Exercise: Reproduce all of the records exactly.

- - - - -

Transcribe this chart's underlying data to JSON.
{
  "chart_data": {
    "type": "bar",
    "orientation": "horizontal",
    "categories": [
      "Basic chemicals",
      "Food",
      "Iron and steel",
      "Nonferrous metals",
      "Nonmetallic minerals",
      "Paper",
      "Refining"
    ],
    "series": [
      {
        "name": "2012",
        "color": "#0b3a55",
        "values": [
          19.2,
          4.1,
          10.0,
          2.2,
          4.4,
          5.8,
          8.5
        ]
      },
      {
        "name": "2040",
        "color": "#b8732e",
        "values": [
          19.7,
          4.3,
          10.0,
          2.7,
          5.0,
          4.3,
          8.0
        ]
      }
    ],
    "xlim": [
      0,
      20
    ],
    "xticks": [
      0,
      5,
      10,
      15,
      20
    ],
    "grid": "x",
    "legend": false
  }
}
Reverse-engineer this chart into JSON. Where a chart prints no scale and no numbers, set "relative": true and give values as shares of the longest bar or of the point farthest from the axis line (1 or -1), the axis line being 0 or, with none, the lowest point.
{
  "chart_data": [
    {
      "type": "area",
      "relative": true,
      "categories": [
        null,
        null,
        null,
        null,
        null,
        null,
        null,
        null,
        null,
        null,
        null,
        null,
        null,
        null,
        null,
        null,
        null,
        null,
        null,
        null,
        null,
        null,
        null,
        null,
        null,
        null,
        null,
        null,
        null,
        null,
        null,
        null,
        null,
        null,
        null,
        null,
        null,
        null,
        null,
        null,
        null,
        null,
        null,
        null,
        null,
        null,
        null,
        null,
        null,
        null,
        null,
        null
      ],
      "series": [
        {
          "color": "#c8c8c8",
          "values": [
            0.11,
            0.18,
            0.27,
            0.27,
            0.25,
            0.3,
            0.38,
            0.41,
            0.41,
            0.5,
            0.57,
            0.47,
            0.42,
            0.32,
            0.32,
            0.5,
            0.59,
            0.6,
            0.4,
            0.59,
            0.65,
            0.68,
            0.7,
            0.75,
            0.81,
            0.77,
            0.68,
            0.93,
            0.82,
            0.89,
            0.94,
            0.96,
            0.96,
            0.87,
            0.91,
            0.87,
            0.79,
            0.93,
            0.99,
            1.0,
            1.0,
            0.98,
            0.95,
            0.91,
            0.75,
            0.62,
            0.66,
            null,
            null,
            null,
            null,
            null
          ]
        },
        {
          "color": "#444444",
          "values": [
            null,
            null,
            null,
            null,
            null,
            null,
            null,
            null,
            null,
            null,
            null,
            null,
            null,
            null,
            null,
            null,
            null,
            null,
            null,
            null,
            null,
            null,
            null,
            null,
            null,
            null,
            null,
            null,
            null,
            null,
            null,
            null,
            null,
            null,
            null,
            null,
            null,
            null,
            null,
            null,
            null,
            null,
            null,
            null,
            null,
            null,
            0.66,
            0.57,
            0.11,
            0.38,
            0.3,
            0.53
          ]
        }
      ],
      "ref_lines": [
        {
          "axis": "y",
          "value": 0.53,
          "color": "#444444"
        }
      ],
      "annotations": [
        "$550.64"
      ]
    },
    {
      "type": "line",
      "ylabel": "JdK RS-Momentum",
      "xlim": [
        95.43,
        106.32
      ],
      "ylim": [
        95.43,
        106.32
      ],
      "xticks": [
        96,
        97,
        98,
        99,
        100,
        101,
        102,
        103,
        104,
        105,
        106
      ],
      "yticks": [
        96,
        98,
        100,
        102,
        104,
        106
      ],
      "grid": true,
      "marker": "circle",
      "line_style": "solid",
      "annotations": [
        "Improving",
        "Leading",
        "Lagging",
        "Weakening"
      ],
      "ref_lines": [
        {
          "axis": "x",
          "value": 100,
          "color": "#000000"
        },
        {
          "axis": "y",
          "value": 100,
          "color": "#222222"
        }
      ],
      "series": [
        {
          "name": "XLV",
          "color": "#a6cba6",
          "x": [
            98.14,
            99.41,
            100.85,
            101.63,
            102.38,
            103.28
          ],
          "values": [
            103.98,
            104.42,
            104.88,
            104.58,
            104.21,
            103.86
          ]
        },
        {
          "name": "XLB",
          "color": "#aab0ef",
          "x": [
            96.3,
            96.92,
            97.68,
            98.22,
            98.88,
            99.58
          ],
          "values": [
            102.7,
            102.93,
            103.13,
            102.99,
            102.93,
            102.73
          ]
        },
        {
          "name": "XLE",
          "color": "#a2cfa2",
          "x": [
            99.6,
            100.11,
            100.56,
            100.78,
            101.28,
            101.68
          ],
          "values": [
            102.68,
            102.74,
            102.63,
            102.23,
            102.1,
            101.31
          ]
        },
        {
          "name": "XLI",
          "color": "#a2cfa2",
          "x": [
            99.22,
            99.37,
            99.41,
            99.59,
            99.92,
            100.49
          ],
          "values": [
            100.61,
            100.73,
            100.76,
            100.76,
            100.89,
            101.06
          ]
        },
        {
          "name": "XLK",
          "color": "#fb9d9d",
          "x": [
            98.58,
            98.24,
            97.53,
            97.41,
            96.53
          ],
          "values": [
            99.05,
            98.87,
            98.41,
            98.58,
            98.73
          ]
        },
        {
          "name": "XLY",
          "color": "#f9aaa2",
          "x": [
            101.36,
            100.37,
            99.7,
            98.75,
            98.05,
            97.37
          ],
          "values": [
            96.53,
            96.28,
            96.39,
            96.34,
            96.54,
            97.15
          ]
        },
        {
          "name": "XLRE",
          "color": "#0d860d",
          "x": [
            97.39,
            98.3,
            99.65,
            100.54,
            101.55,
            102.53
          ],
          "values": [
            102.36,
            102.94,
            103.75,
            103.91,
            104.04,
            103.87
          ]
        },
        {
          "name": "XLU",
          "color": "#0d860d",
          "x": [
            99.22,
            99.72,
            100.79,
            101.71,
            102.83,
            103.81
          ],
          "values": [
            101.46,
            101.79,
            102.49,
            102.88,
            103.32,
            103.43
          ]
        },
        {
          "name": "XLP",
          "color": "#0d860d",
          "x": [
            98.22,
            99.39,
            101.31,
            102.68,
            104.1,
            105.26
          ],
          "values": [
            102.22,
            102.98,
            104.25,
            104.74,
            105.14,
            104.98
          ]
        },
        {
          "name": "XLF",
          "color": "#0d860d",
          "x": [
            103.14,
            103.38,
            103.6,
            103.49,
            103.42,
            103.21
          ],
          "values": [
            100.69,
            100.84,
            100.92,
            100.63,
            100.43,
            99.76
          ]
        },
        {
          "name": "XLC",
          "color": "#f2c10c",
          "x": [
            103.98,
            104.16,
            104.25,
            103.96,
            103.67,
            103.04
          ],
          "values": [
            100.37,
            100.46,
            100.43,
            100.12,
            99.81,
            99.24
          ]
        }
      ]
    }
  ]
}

- - - - -

Output for this task:
Transcribe this chart's underlying data to JSON.
{
  "chart_data": {
    "type": "bar",
    "orientation": "horizontal",
    "categories": [
      "Basic chemicals",
      "Food",
      "Iron and steel",
      "Nonferrous metals",
      "Nonmetallic minerals",
      "Paper",
      "Refining"
    ],
    "series": [
      {
        "name": "2012",
        "color": "#0b3a55",
        "values": [
          19.2,
          4.1,
          10.0,
          2.2,
          4.4,
          5.8,
          8.5
        ]
      },
      {
        "name": "2040",
        "color": "#b8732e",
        "values": [
          19.7,
          4.3,
          10.0,
          2.7,
          5.0,
          4.3,
          8.0
        ]
      }
    ],
    "xlim": [
      0,
      20
    ],
    "xticks": [
      0,
      5,
      10,
      15,
      20
    ],
    "grid": "x",
    "legend": false
  }
}
Reverse-engineer this chart into JSON. Where a chart prints no scale and no numbers, set "relative": true and give values as shares of the longest bar or of the point farthest from the axis line (1 or -1), the axis line being 0 or, with none, the lowest point.
{
  "chart_data": [
    {
      "type": "area",
      "relative": true,
      "categories": [
        null,
        null,
        null,
        null,
        null,
        null,
        null,
        null,
        null,
        null,
        null,
        null,
        null,
        null,
        null,
        null,
        null,
        null,
        null,
        null,
        null,
        null,
        null,
        null,
        null,
        null,
        null,
        null,
        null,
        null,
        null,
        null,
        null,
        null,
        null,
        null,
        null,
        null,
        null,
        null,
        null,
        null,
        null,
        null,
        null,
        null,
        null,
        null,
        null,
        null,
        null,
        null
      ],
      "series": [
        {
          "color": "#c8c8c8",
          "values": [
            0.11,
            0.18,
            0.27,
            0.27,
            0.25,
            0.3,
            0.38,
            0.41,
            0.41,
            0.5,
            0.57,
            0.47,
            0.42,
            0.32,
            0.32,
            0.5,
            0.59,
            0.6,
            0.4,
            0.59,
            0.65,
            0.68,
            0.7,
            0.75,
            0.81,
            0.77,
            0.68,
            0.93,
            0.82,
            0.89,
            0.94,
            0.96,
            0.96,
            0.87,
            0.91,
            0.87,
            0.79,
            0.93,
            0.99,
            1.0,
            1.0,
            0.98,
            0.95,
            0.91,
            0.75,
            0.62,
            0.66,
            null,
            null,
            null,
            null,
            null
          ]
        },
        {
          "color": "#444444",
          "values": [
            null,
            null,
            null,
            null,
            null,
            null,
            null,
            null,
            null,
            null,
            null,
            null,
            null,
            null,
            null,
            null,
            null,
            null,
            null,
            null,
            null,
            null,
            null,
            null,
            null,
            null,
            null,
            null,
            null,
            null,
            null,
            null,
            null,
            null,
            null,
            null,
            null,
            null,
            null,
            null,
            null,
            null,
            null,
            null,
            null,
            null,
            0.66,
            0.57,
            0.11,
            0.38,
            0.3,
            0.53
          ]
        }
      ],
      "ref_lines": [
        {
          "axis": "y",
          "value": 0.53,
          "color": "#444444"
        }
      ],
      "annotations": [
        "$550.64"
      ]
    },
    {
      "type": "line",
      "ylabel": "JdK RS-Momentum",
      "xlim": [
        95.43,
        106.32
      ],
      "ylim": [
        95.43,
        106.32
      ],
      "xticks": [
        96,
        97,
        98,
        99,
        100,
        101,
        102,
        103,
        104,
        105,
        106
      ],
      "yticks": [
        96,
        98,
        100,
        102,
        104,
        106
      ],
      "grid": true,
      "marker": "circle",
      "line_style": "solid",
      "annotations": [
        "Improving",
        "Leading",
        "Lagging",
        "Weakening"
      ],
      "ref_lines": [
        {
          "axis": "x",
          "value": 100,
          "color": "#000000"
        },
        {
          "axis": "y",
          "value": 100,
          "color": "#222222"
        }
      ],
      "series": [
        {
          "name": "XLV",
          "color": "#a6cba6",
          "x": [
            98.14,
            99.41,
            100.85,
            101.63,
            102.38,
            103.28
          ],
          "values": [
            103.98,
            104.42,
            104.88,
            104.58,
            104.21,
            103.86
          ]
        },
        {
          "name": "XLB",
          "color": "#aab0ef",
          "x": [
            96.3,
            96.92,
            97.68,
            98.22,
            98.88,
            99.58
          ],
          "values": [
            102.7,
            102.93,
            103.13,
            102.99,
            102.93,
            102.73
          ]
        },
        {
          "name": "XLE",
          "color": "#a2cfa2",
          "x": [
            99.6,
            100.11,
            100.56,
            100.78,
            101.28,
            101.68
          ],
          "values": [
            102.68,
            102.74,
            102.63,
            102.23,
            102.1,
            101.31
          ]
        },
        {
          "name": "XLI",
          "color": "#a2cfa2",
          "x": [
            99.22,
            99.37,
            99.41,
            99.59,
            99.92,
            100.49
          ],
          "values": [
            100.61,
            100.73,
            100.76,
            100.76,
            100.89,
            101.06
          ]
        },
        {
          "name": "XLK",
          "color": "#fb9d9d",
          "x": [
            98.58,
            98.24,
            97.53,
            97.41,
            96.53
          ],
          "values": [
            99.05,
            98.87,
            98.41,
            98.58,
            98.73
          ]
        },
        {
          "name": "XLY",
          "color": "#f9aaa2",
          "x": [
            101.36,
            100.37,
            99.7,
            98.75,
            98.05,
            97.37
          ],
          "values": [
            96.53,
            96.28,
            96.39,
            96.34,
            96.54,
            97.15
          ]
        },
        {
          "name": "XLRE",
          "color": "#0d860d",
          "x": [
            97.39,
            98.3,
            99.65,
            100.54,
            101.55,
            102.53
          ],
          "values": [
            102.36,
            102.94,
            103.75,
            103.91,
            104.04,
            103.87
          ]
        },
        {
          "name": "XLU",
          "color": "#0d860d",
          "x": [
            99.22,
            99.72,
            100.79,
            101.71,
            102.83,
            103.81
          ],
          "values": [
            101.46,
            101.79,
            102.49,
            102.88,
            103.32,
            103.43
          ]
        },
        {
          "name": "XLP",
          "color": "#0d860d",
          "x": [
            98.22,
            99.39,
            101.31,
            102.68,
            104.1,
            105.26
          ],
          "values": [
            102.22,
            102.98,
            104.25,
            104.74,
            105.14,
            104.98
          ]
        },
        {
          "name": "XLF",
          "color": "#0d860d",
          "x": [
            103.14,
            103.38,
            103.6,
            103.49,
            103.42,
            103.21
          ],
          "values": [
            100.69,
            100.84,
            100.92,
            100.63,
            100.43,
            99.76
          ]
        },
        {
          "name": "XLC",
          "color": "#f2c10c",
          "x": [
            103.98,
            104.16,
            104.25,
            103.96,
            103.67,
            103.04
          ],
          "values": [
            100.37,
            100.46,
            100.43,
            100.12,
            99.81,
            99.24
          ]
        }
      ]
    }
  ]
}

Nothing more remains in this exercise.